[Figure record listings]
━━━━━━

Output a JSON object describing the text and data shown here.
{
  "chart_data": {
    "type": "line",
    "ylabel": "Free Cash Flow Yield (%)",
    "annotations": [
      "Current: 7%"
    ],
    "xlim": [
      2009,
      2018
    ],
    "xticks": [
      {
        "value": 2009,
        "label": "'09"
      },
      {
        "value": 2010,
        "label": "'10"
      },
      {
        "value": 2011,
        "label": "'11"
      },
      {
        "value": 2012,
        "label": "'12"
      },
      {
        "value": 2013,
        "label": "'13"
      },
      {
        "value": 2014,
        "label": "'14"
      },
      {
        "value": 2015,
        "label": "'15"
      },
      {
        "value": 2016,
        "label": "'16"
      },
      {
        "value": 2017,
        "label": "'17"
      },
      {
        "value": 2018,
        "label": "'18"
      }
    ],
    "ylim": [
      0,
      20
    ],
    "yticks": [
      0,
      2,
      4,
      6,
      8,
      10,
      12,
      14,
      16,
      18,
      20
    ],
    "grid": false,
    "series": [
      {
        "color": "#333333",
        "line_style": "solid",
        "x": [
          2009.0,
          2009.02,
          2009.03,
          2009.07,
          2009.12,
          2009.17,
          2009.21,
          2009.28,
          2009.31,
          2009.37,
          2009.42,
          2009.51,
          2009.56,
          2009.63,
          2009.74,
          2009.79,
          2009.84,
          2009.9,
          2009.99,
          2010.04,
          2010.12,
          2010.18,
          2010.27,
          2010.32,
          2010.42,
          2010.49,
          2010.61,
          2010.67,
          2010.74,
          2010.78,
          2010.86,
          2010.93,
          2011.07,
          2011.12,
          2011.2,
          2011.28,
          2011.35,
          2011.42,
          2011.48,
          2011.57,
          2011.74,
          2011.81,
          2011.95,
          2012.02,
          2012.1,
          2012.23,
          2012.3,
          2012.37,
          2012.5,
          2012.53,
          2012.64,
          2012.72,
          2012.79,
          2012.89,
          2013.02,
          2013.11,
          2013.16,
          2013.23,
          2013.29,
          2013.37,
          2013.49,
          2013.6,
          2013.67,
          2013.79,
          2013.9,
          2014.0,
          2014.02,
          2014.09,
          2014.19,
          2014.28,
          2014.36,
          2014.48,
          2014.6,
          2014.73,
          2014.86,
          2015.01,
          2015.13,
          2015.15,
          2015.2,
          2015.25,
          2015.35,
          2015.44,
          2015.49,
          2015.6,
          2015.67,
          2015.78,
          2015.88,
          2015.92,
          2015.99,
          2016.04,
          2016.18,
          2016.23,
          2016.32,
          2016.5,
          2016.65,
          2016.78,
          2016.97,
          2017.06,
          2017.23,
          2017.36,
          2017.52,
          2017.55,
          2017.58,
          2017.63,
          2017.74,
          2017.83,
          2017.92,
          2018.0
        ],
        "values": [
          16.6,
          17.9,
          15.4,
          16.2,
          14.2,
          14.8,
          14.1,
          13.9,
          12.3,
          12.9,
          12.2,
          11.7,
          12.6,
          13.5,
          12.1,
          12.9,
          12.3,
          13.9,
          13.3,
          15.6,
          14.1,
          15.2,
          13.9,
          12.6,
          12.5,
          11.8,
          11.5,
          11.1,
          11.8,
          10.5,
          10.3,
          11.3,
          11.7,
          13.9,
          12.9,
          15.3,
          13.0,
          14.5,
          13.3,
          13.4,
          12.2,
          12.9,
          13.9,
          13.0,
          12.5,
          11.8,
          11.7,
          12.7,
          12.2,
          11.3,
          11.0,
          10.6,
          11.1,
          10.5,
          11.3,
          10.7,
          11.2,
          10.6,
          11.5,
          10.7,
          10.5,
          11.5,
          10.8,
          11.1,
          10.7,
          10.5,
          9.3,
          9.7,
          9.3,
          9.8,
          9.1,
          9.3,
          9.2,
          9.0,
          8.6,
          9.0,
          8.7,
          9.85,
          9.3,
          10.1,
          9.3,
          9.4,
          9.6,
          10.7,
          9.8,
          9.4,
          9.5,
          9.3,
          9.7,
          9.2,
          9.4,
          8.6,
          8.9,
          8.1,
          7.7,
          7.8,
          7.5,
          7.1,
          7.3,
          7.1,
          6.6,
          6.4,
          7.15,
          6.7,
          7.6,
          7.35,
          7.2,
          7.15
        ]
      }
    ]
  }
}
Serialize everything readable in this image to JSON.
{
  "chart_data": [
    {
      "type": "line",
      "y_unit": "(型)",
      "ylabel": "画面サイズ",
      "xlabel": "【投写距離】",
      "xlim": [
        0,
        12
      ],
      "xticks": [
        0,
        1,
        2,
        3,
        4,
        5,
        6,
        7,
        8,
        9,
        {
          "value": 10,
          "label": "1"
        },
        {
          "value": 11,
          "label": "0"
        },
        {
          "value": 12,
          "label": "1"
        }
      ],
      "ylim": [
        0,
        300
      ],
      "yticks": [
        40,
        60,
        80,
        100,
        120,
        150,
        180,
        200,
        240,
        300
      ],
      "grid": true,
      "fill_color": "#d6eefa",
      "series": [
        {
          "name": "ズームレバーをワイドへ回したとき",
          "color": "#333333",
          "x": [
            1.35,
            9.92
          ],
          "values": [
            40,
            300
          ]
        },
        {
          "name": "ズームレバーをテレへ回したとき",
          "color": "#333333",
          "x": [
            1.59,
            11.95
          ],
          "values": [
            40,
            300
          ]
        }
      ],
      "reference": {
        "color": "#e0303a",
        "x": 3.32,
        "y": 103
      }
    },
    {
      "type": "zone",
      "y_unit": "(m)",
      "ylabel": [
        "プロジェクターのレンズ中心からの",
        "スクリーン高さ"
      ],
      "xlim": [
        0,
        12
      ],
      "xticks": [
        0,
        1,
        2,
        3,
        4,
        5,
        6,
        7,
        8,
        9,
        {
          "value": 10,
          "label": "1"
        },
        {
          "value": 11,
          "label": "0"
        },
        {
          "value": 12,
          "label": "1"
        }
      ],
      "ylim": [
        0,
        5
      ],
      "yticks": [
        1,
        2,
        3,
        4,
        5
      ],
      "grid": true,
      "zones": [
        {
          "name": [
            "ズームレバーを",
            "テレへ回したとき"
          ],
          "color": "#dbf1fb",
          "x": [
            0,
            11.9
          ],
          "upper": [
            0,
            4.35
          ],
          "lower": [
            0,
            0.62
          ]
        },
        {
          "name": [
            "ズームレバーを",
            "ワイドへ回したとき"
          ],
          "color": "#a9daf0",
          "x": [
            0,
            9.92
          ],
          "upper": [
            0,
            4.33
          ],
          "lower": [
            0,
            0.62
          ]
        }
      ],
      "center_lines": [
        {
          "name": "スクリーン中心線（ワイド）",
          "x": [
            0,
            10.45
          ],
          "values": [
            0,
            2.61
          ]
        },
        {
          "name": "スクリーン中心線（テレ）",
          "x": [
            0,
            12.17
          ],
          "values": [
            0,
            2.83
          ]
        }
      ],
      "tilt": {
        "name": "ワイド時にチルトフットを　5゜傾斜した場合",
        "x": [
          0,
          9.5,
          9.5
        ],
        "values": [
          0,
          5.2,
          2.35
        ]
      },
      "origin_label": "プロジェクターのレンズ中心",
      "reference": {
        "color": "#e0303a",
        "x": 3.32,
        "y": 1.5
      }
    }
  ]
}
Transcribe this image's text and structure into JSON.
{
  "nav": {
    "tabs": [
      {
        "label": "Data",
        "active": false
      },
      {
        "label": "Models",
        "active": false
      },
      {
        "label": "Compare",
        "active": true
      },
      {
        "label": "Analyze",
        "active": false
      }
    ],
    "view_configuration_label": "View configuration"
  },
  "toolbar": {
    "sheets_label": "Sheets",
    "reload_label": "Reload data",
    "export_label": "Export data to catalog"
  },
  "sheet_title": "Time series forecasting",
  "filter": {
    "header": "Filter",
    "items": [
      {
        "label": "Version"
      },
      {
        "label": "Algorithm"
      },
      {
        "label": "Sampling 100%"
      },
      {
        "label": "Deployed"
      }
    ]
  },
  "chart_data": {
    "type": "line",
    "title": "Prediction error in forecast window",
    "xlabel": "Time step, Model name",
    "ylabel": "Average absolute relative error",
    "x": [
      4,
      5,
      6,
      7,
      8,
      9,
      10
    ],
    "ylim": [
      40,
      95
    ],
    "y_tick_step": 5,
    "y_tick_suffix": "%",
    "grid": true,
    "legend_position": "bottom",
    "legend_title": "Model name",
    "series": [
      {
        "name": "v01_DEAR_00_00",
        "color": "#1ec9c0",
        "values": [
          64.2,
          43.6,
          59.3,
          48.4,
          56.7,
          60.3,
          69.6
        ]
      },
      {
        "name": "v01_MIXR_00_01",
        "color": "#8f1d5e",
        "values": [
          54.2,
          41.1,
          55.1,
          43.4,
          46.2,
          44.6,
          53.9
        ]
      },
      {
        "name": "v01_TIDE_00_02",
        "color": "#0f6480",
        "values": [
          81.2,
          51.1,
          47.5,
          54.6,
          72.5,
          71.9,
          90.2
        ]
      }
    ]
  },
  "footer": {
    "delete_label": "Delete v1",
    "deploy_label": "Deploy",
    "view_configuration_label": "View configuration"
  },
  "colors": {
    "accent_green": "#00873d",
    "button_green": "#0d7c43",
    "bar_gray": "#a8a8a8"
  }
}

━━━━━━

### TASK OBJECTIVE
Only the number is wanted: count the lines of the records that hold the word "JSON".

### THE RESULT
3